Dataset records

┄┄┄┄┄┄

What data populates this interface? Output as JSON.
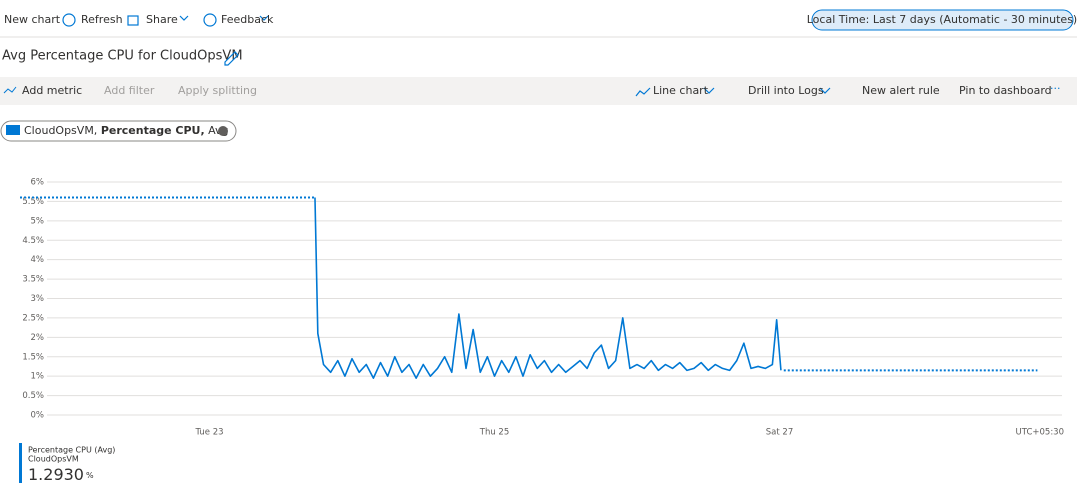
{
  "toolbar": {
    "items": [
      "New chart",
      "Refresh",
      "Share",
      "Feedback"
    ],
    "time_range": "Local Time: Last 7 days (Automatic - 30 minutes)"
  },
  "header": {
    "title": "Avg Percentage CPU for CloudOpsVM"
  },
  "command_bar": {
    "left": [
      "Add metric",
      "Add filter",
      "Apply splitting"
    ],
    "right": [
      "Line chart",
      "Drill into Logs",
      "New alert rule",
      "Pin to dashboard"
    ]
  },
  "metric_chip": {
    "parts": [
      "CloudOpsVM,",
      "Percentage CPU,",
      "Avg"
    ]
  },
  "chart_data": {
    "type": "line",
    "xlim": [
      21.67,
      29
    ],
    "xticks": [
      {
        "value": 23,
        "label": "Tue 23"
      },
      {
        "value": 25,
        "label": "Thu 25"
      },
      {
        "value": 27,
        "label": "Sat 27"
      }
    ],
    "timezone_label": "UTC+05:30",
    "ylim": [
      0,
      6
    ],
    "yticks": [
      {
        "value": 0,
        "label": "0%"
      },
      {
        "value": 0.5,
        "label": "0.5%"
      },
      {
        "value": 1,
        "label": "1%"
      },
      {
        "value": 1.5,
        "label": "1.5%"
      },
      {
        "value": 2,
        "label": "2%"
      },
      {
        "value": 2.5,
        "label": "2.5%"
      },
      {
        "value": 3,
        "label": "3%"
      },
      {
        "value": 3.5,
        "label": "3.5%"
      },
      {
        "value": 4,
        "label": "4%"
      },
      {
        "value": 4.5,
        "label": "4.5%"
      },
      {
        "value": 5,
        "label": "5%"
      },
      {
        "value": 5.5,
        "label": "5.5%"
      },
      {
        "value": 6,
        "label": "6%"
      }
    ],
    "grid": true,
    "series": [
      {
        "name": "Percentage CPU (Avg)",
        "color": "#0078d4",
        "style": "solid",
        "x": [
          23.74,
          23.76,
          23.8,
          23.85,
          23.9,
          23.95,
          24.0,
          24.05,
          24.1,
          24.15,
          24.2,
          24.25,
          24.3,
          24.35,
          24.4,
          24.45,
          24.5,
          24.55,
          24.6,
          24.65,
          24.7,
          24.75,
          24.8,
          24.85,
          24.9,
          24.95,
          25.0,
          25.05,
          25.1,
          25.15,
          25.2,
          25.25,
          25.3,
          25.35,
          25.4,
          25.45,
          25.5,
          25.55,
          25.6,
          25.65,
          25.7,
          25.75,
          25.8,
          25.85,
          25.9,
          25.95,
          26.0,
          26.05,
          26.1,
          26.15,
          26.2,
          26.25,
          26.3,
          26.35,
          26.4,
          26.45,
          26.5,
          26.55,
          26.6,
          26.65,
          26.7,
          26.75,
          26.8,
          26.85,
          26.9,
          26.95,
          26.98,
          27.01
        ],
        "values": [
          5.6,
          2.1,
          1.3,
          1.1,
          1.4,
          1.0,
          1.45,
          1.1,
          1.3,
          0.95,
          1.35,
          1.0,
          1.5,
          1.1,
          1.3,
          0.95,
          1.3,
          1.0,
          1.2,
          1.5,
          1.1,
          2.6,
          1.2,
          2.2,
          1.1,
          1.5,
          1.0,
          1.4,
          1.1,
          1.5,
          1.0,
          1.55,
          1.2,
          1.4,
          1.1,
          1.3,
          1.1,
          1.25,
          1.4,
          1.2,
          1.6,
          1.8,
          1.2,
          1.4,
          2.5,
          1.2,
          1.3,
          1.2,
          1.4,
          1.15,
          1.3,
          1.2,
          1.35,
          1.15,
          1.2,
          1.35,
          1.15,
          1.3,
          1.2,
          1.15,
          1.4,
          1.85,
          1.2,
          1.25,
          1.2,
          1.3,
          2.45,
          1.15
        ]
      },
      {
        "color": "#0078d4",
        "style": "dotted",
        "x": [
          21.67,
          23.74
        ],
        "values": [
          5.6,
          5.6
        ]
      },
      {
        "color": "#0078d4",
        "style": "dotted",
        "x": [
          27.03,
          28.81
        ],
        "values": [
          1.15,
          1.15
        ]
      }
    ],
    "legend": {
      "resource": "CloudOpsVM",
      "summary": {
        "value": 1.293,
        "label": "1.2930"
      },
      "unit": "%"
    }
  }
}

┄┄┄┄┄┄

● Exercise requirements
Leave every image out, and retype the material exactly.

● Complete answer
What data populates this interface? Output as JSON.
{
  "toolbar": {
    "items": [
      "New chart",
      "Refresh",
      "Share",
      "Feedback"
    ],
    "time_range": "Local Time: Last 7 days (Automatic - 30 minutes)"
  },
  "header": {
    "title": "Avg Percentage CPU for CloudOpsVM"
  },
  "command_bar": {
    "left": [
      "Add metric",
      "Add filter",
      "Apply splitting"
    ],
    "right": [
      "Line chart",
      "Drill into Logs",
      "New alert rule",
      "Pin to dashboard"
    ]
  },
  "metric_chip": {
    "parts": [
      "CloudOpsVM,",
      "Percentage CPU,",
      "Avg"
    ]
  },
  "chart_data": {
    "type": "line",
    "xlim": [
      21.67,
      29
    ],
    "xticks": [
      {
        "value": 23,
        "label": "Tue 23"
      },
      {
        "value": 25,
        "label": "Thu 25"
      },
      {
        "value": 27,
        "label": "Sat 27"
      }
    ],
    "timezone_label": "UTC+05:30",
    "ylim": [
      0,
      6
    ],
    "yticks": [
      {
        "value": 0,
        "label": "0%"
      },
      {
        "value": 0.5,
        "label": "0.5%"
      },
      {
        "value": 1,
        "label": "1%"
      },
      {
        "value": 1.5,
        "label": "1.5%"
      },
      {
        "value": 2,
        "label": "2%"
      },
      {
        "value": 2.5,
        "label": "2.5%"
      },
      {
        "value": 3,
        "label": "3%"
      },
      {
        "value": 3.5,
        "label": "3.5%"
      },
      {
        "value": 4,
        "label": "4%"
      },
      {
        "value": 4.5,
        "label": "4.5%"
      },
      {
        "value": 5,
        "label": "5%"
      },
      {
        "value": 5.5,
        "label": "5.5%"
      },
      {
        "value": 6,
        "label": "6%"
      }
    ],
    "grid": true,
    "series": [
      {
        "name": "Percentage CPU (Avg)",
        "color": "#0078d4",
        "style": "solid",
        "x": [
          23.74,
          23.76,
          23.8,
          23.85,
          23.9,
          23.95,
          24.0,
          24.05,
          24.1,
          24.15,
          24.2,
          24.25,
          24.3,
          24.35,
          24.4,
          24.45,
          24.5,
          24.55,
          24.6,
          24.65,
          24.7,
          24.75,
          24.8,
          24.85,
          24.9,
          24.95,
          25.0,
          25.05,
          25.1,
          25.15,
          25.2,
          25.25,
          25.3,
          25.35,
          25.4,
          25.45,
          25.5,
          25.55,
          25.6,
          25.65,
          25.7,
          25.75,
          25.8,
          25.85,
          25.9,
          25.95,
          26.0,
          26.05,
          26.1,
          26.15,
          26.2,
          26.25,
          26.3,
          26.35,
          26.4,
          26.45,
          26.5,
          26.55,
          26.6,
          26.65,
          26.7,
          26.75,
          26.8,
          26.85,
          26.9,
          26.95,
          26.98,
          27.01
        ],
        "values": [
          5.6,
          2.1,
          1.3,
          1.1,
          1.4,
          1.0,
          1.45,
          1.1,
          1.3,
          0.95,
          1.35,
          1.0,
          1.5,
          1.1,
          1.3,
          0.95,
          1.3,
          1.0,
          1.2,
          1.5,
          1.1,
          2.6,
          1.2,
          2.2,
          1.1,
          1.5,
          1.0,
          1.4,
          1.1,
          1.5,
          1.0,
          1.55,
          1.2,
          1.4,
          1.1,
          1.3,
          1.1,
          1.25,
          1.4,
          1.2,
          1.6,
          1.8,
          1.2,
          1.4,
          2.5,
          1.2,
          1.3,
          1.2,
          1.4,
          1.15,
          1.3,
          1.2,
          1.35,
          1.15,
          1.2,
          1.35,
          1.15,
          1.3,
          1.2,
          1.15,
          1.4,
          1.85,
          1.2,
          1.25,
          1.2,
          1.3,
          2.45,
          1.15
        ]
      },
      {
        "color": "#0078d4",
        "style": "dotted",
        "x": [
          21.67,
          23.74
        ],
        "values": [
          5.6,
          5.6
        ]
      },
      {
        "color": "#0078d4",
        "style": "dotted",
        "x": [
          27.03,
          28.81
        ],
        "values": [
          1.15,
          1.15
        ]
      }
    ],
    "legend": {
      "resource": "CloudOpsVM",
      "summary": {
        "value": 1.293,
        "label": "1.2930"
      },
      "unit": "%"
    }
  }
}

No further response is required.